Using the material that follows, identify and copy each line with the string "this".
[Begin]
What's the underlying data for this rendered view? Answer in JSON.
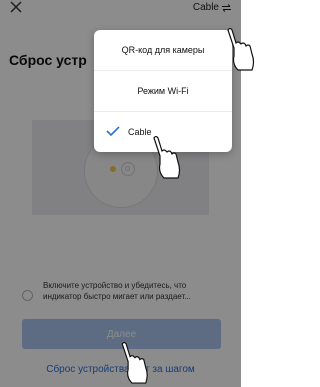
{
  "header": {
    "close_icon": "close-icon",
    "mode_label": "Cable",
    "mode_icon": "swap-arrows-icon"
  },
  "page": {
    "title": "Сброс устр"
  },
  "mode_menu": {
    "items": [
      {
        "label": "QR-код для камеры",
        "selected": false
      },
      {
        "label": "Режим Wi-Fi",
        "selected": false
      },
      {
        "label": "Cable",
        "selected": true
      }
    ],
    "selected_icon": "checkmark-icon"
  },
  "confirm": {
    "text_line1": "Включите устройство и убедитесь, что",
    "text_line2": "индикатор быстро мигает или раздает..."
  },
  "next_button": {
    "label": "Далее"
  },
  "help_link": {
    "label": "Сброс устройства шаг за шагом"
  },
  "colors": {
    "accent": "#2f6fd6",
    "button_disabled": "#a9c5ef",
    "overlay": "rgba(0,0,0,0.45)"
  }
}
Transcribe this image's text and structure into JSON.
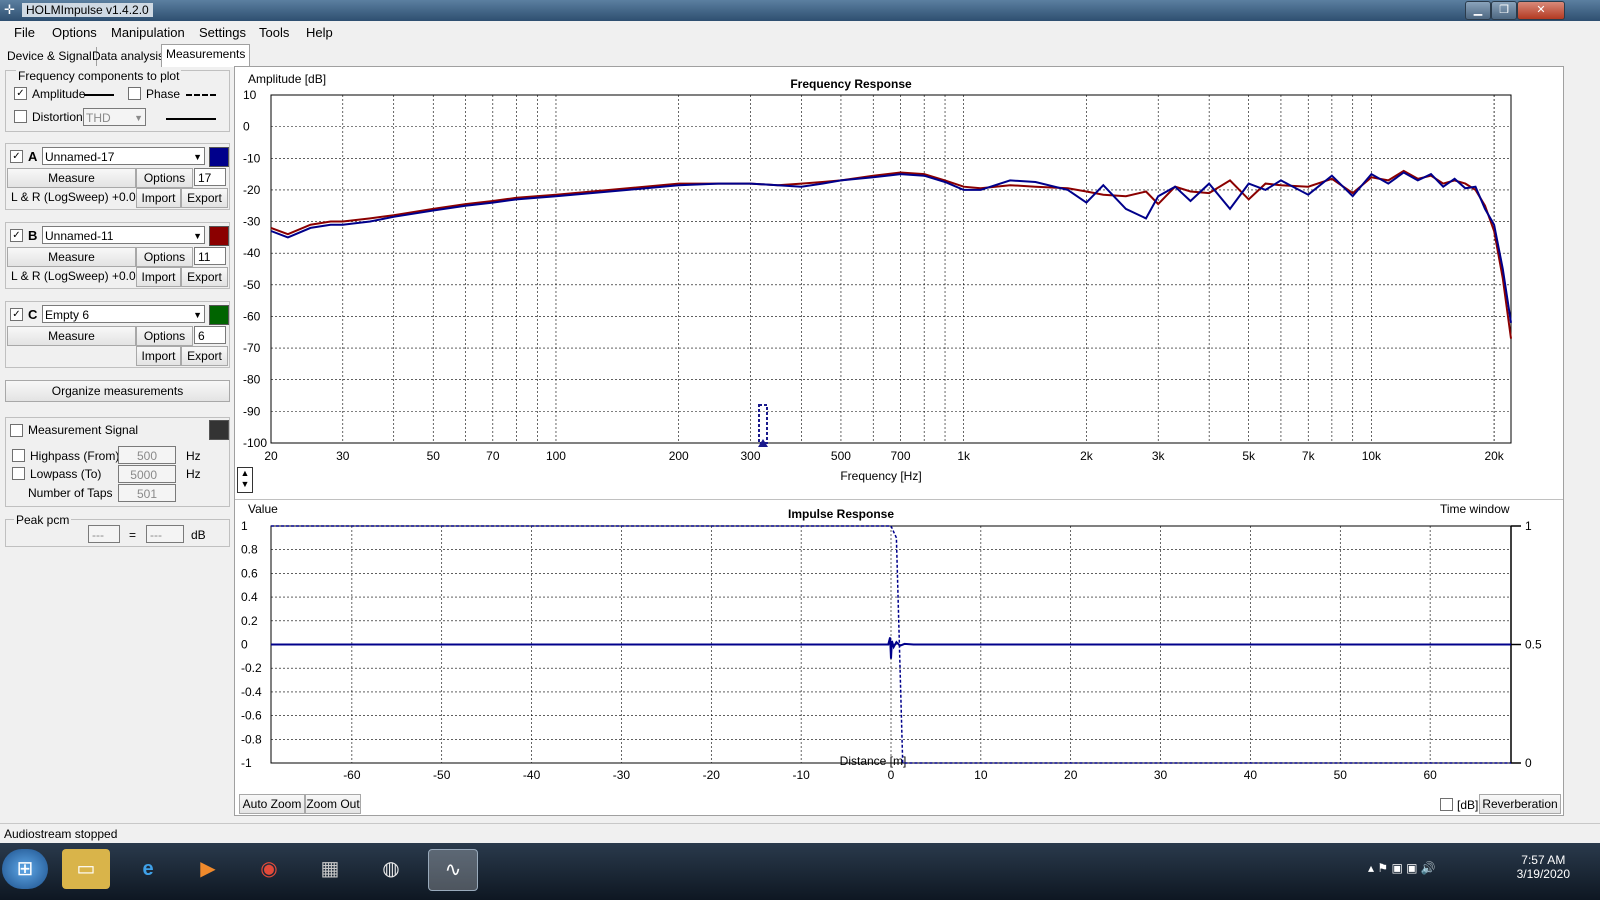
{
  "window": {
    "title": "HOLMImpulse  v1.4.2.0",
    "min_icon": "minimize-icon",
    "max_icon": "maximize-icon",
    "close_icon": "close-icon"
  },
  "menu": [
    "File",
    "Options",
    "Manipulation",
    "Settings",
    "Tools",
    "Help"
  ],
  "tabs": [
    "Device & Signal",
    "Data analysis",
    "Measurements"
  ],
  "active_tab": "Measurements",
  "freq_components": {
    "group_label": "Frequency components to plot",
    "amplitude_label": "Amplitude",
    "amplitude_checked": true,
    "phase_label": "Phase",
    "phase_checked": false,
    "distortion_label": "Distortion",
    "distortion_checked": false,
    "distortion_select": "THD"
  },
  "measurements": [
    {
      "letter": "A",
      "checked": true,
      "name": "Unnamed-17",
      "color": "#00008b",
      "measure": "Measure",
      "options": "Options",
      "number": "17",
      "info": "L & R (LogSweep) +0.0dB",
      "import": "Import",
      "export": "Export"
    },
    {
      "letter": "B",
      "checked": true,
      "name": "Unnamed-11",
      "color": "#8b0000",
      "measure": "Measure",
      "options": "Options",
      "number": "11",
      "info": "L & R (LogSweep) +0.0dB",
      "import": "Import",
      "export": "Export"
    },
    {
      "letter": "C",
      "checked": true,
      "name": "Empty 6",
      "color": "#006400",
      "measure": "Measure",
      "options": "Options",
      "number": "6",
      "info": "",
      "import": "Import",
      "export": "Export"
    }
  ],
  "organize_label": "Organize measurements",
  "signal": {
    "label": "Measurement Signal",
    "checked": false,
    "swatch_color": "#333333",
    "highpass_label": "Highpass (From)",
    "highpass_value": "500",
    "hz": "Hz",
    "lowpass_label": "Lowpass (To)",
    "lowpass_value": "5000",
    "taps_label": "Number of Taps",
    "taps_value": "501"
  },
  "peak": {
    "label": "Peak pcm",
    "left": "---",
    "eq": "=",
    "right": "---",
    "unit": "dB"
  },
  "freq_chart_text": {
    "title": "Frequency Response",
    "ylabel": "Amplitude [dB]",
    "xlabel": "Frequency [Hz]"
  },
  "impulse_chart_text": {
    "title": "Impulse Response",
    "ylabel": "Value",
    "xlabel": "Distance [m]",
    "right_label": "Time window"
  },
  "chart_data": [
    {
      "type": "line",
      "title": "Frequency Response",
      "xlabel": "Frequency [Hz]",
      "ylabel": "Amplitude [dB]",
      "xscale": "log",
      "xlim": [
        20,
        22000
      ],
      "ylim": [
        -100,
        10
      ],
      "xticks": [
        20,
        30,
        50,
        70,
        100,
        200,
        300,
        500,
        700,
        1000,
        2000,
        3000,
        5000,
        7000,
        10000,
        20000
      ],
      "xtick_labels": [
        "20",
        "30",
        "50",
        "70",
        "100",
        "200",
        "300",
        "500",
        "700",
        "1k",
        "2k",
        "3k",
        "5k",
        "7k",
        "10k",
        "20k"
      ],
      "yticks": [
        10,
        0,
        -10,
        -20,
        -30,
        -40,
        -50,
        -60,
        -70,
        -80,
        -90,
        -100
      ],
      "grid": true,
      "series": [
        {
          "color": "#8b0000",
          "x": [
            20,
            22,
            25,
            28,
            30,
            35,
            40,
            50,
            60,
            70,
            80,
            100,
            150,
            200,
            250,
            300,
            350,
            400,
            450,
            500,
            600,
            700,
            800,
            900,
            1000,
            1100,
            1300,
            1500,
            1800,
            2000,
            2200,
            2500,
            2800,
            3000,
            3300,
            3600,
            4000,
            4500,
            5000,
            5500,
            6000,
            7000,
            8000,
            9000,
            10000,
            11000,
            12000,
            13000,
            14000,
            15000,
            16000,
            17000,
            18000,
            19000,
            20000,
            21000,
            22000
          ],
          "y": [
            -32,
            -34,
            -31,
            -30,
            -30,
            -29,
            -28,
            -26,
            -24.5,
            -23.5,
            -22.5,
            -21.5,
            -19.5,
            -18,
            -18,
            -18,
            -18.5,
            -18,
            -17.5,
            -17,
            -15.5,
            -14.5,
            -15,
            -17,
            -19,
            -19.5,
            -18.5,
            -19,
            -19.5,
            -20.5,
            -21.5,
            -22,
            -20.5,
            -24.5,
            -19,
            -20.5,
            -21,
            -17,
            -23,
            -18,
            -18.5,
            -19,
            -16.5,
            -21,
            -16,
            -17,
            -14,
            -16.5,
            -15.5,
            -18,
            -17,
            -18,
            -20,
            -25,
            -33,
            -48,
            -67
          ]
        },
        {
          "color": "#00008b",
          "x": [
            20,
            22,
            25,
            28,
            30,
            35,
            40,
            50,
            60,
            70,
            80,
            100,
            150,
            200,
            250,
            300,
            350,
            400,
            450,
            500,
            600,
            700,
            800,
            900,
            1000,
            1100,
            1300,
            1500,
            1800,
            2000,
            2200,
            2500,
            2800,
            3000,
            3300,
            3600,
            4000,
            4500,
            5000,
            5500,
            6000,
            7000,
            8000,
            9000,
            10000,
            11000,
            12000,
            13000,
            14000,
            15000,
            16000,
            17000,
            18000,
            19000,
            20000,
            21000,
            22000
          ],
          "y": [
            -33,
            -35,
            -32,
            -31,
            -31,
            -30,
            -28.5,
            -26.5,
            -25,
            -24,
            -23,
            -22,
            -20,
            -18.5,
            -18,
            -18,
            -18.5,
            -19,
            -18,
            -17,
            -16,
            -15,
            -15.5,
            -17.5,
            -20,
            -20,
            -17,
            -17.5,
            -20,
            -24,
            -18.5,
            -26,
            -29,
            -22,
            -19,
            -23.5,
            -18,
            -26,
            -18,
            -20,
            -17,
            -21.5,
            -15.5,
            -22,
            -15,
            -18,
            -14.5,
            -17,
            -15,
            -19,
            -16.5,
            -19.5,
            -19,
            -26,
            -31,
            -45,
            -62
          ]
        }
      ]
    },
    {
      "type": "line",
      "title": "Impulse Response",
      "xlabel": "Distance [m]",
      "ylabel": "Value",
      "xlim": [
        -69,
        69
      ],
      "ylim": [
        -1,
        1
      ],
      "xticks": [
        -60,
        -50,
        -40,
        -30,
        -20,
        -10,
        0,
        10,
        20,
        30,
        40,
        50,
        60
      ],
      "yticks": [
        1,
        0.8,
        0.6,
        0.4,
        0.2,
        0,
        -0.2,
        -0.4,
        -0.6,
        -0.8,
        -1
      ],
      "ytick_labels": [
        "1",
        "0.8",
        "0.6",
        "0.4",
        "0.2",
        "0",
        "-0.2",
        "-0.4",
        "-0.6",
        "-0.8",
        "-1"
      ],
      "right_axis": {
        "label": "Time window",
        "ticks": [
          "1",
          "0.5",
          "0"
        ]
      },
      "grid": true,
      "series": [
        {
          "color": "#00008b",
          "x": [
            -69,
            -0.3,
            -0.1,
            0.0,
            0.1,
            0.3,
            0.6,
            1.0,
            1.5,
            2.5,
            69
          ],
          "y": [
            0,
            0,
            0.06,
            -0.12,
            0.03,
            -0.02,
            0.02,
            -0.01,
            0.005,
            0,
            0
          ]
        },
        {
          "color": "#00008b",
          "dashed": true,
          "name": "window",
          "x": [
            -69,
            0,
            0.6,
            1.3,
            69
          ],
          "y": [
            1,
            1,
            0.9,
            -1,
            -1
          ]
        }
      ]
    }
  ],
  "bottom_buttons": {
    "auto_zoom": "Auto Zoom",
    "zoom_out": "Zoom Out",
    "db_label": "[dB]",
    "reverberation": "Reverberation"
  },
  "status": "Audiostream stopped",
  "clock": {
    "time": "7:57 AM",
    "date": "3/19/2020"
  }
}
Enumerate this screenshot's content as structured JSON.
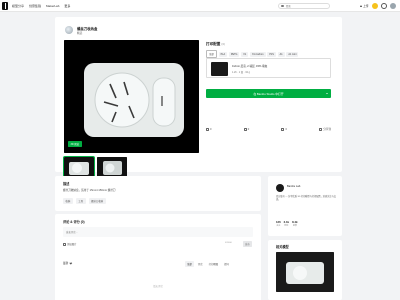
{
  "nav": {
    "items": [
      "模型分享",
      "创意集锦",
      "MakerLab",
      "更多"
    ],
    "search_placeholder": "搜索",
    "upload_label": "上传"
  },
  "model": {
    "title": "螺丝刀收纳盒",
    "subtitle": "精选",
    "badge_3d": "3D 预览"
  },
  "print_profile": {
    "header": "打印配置",
    "count": "(3)",
    "filters": [
      "全部",
      "PLA",
      "PETG",
      "X1",
      "X1-Carbon",
      "P1S",
      "A1",
      "A1 mini"
    ],
    "profile": {
      "name": "0.2mm 层高, 2 墙层, 15% 填充",
      "meta": "1.2h · 1 盘 · 32 g"
    },
    "open_button": "在 Bambu Studio 中打开",
    "actions": [
      {
        "icon": "like-icon",
        "value": "0"
      },
      {
        "icon": "collect-icon",
        "value": "0"
      },
      {
        "icon": "comment-icon",
        "value": "0"
      },
      {
        "icon": "share-icon",
        "value": "分享到"
      }
    ]
  },
  "description": {
    "title": "描述",
    "text": "螺丝刀收纳盒，适用于 15mm×150mm 螺丝刀",
    "tags": [
      "收纳",
      "工具",
      "螺丝刀收纳"
    ]
  },
  "comments": {
    "title": "评论 & 评分 (0)",
    "input_placeholder": "发表评论...",
    "image_upload_label": "添加图片",
    "char_count": "0/1000",
    "post_button": "发布",
    "sort_label": "最新",
    "tabs": [
      "全部",
      "评论",
      "打印晒图",
      "提问"
    ],
    "empty_text": "暂无评论"
  },
  "author": {
    "name": "Bambu Lab",
    "bio": "官方账号 — 分享优质 3D 打印模型与打印配置，欢迎关注与交流。",
    "stats": [
      {
        "value": "126",
        "label": "关注"
      },
      {
        "value": "2.1k",
        "label": "粉丝"
      },
      {
        "value": "8.4k",
        "label": "获赞"
      }
    ]
  },
  "related": {
    "title": "相关模型"
  },
  "colors": {
    "accent": "#00ae42",
    "background": "#f2f3f5"
  }
}
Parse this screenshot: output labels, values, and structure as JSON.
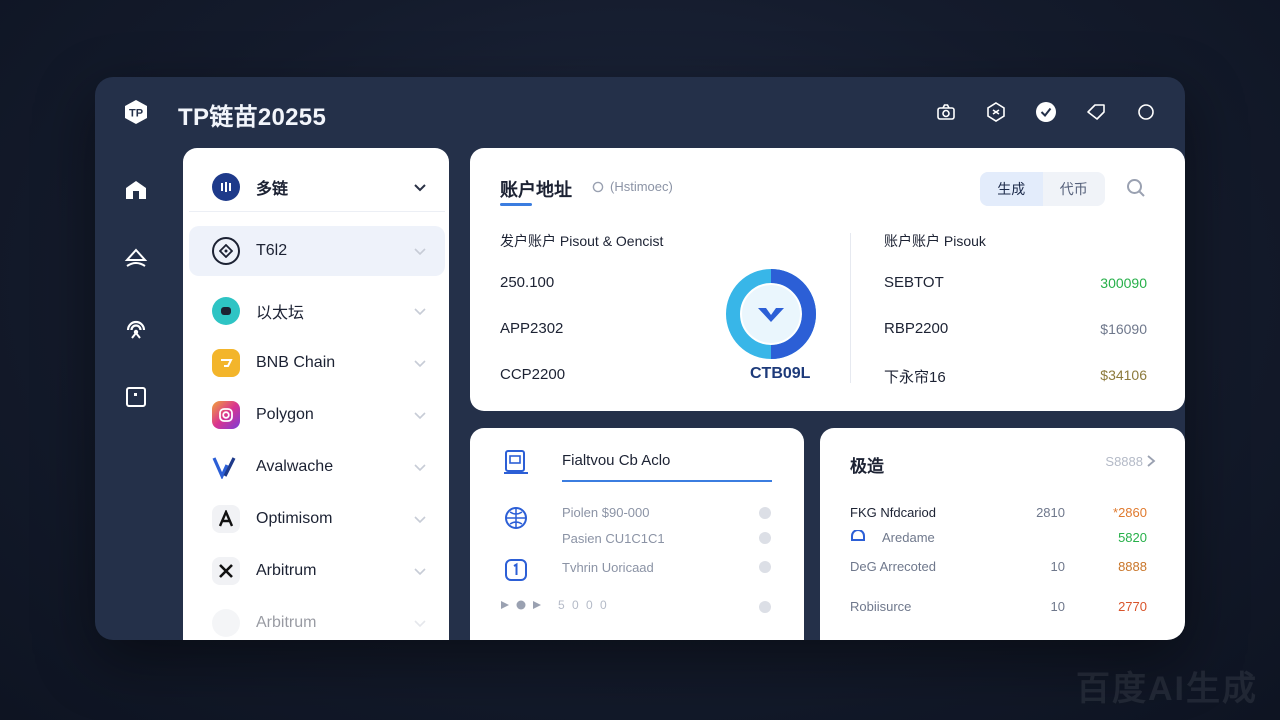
{
  "app": {
    "title": "TP链苗20255"
  },
  "chains": {
    "header": {
      "label": "多链"
    },
    "items": [
      {
        "label": "T6l2"
      },
      {
        "label": "以太坛"
      },
      {
        "label": "BNB Chain"
      },
      {
        "label": "Polygon"
      },
      {
        "label": "Avalwache"
      },
      {
        "label": "Optimisom"
      },
      {
        "label": "Arbitrum"
      },
      {
        "label": "Arbitrum"
      }
    ]
  },
  "account": {
    "title": "账户地址",
    "subtitle": "(Hstimoec)",
    "segment": {
      "left": "生成",
      "right": "代币"
    },
    "left_column_label": "发户账户 Pisout & Oencist",
    "left_rows": [
      "250.100",
      "APP2302",
      "CCP2200"
    ],
    "gauge_label": "CTB09L",
    "right_column_label": "账户账户 Pisouk",
    "right_rows": [
      {
        "name": "SEBTOT",
        "value": "300090",
        "color": "#27b04a"
      },
      {
        "name": "RBP2200",
        "value": "$16090",
        "color": "#6f788c"
      },
      {
        "name": "下永帘16",
        "value": "$34106",
        "color": "#8c7a3c"
      }
    ]
  },
  "activity": {
    "title": "Fialtvou Cb Aclo",
    "rows": [
      "Piolen  $90-000",
      "Pasien  CU1C1C1",
      "Tvhrin  Uoricaad"
    ],
    "media_text": "5 0 0 0"
  },
  "rank": {
    "title": "极造",
    "more": "S8888",
    "rows": [
      {
        "name": "FKG  Nfdcariod",
        "num": "2810",
        "value": "*2860",
        "color": "#e07a2e"
      },
      {
        "name": "Aredame",
        "num": "",
        "value": "5820",
        "color": "#27b04a"
      },
      {
        "name": "DeG  Arrecoted",
        "num": "10",
        "value": "8888",
        "color": "#c9762a"
      },
      {
        "name": "Robiisurce",
        "num": "10",
        "value": "2770",
        "color": "#d9542b"
      }
    ]
  }
}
[End]
▶ **RESULT**:
What's the underlying data for this rendered view? Answer in JSON.
Transcribe this image's text and structure into JSON.
Enumerate this screenshot's content as structured JSON.
Parse this screenshot: output labels, values, and structure as JSON.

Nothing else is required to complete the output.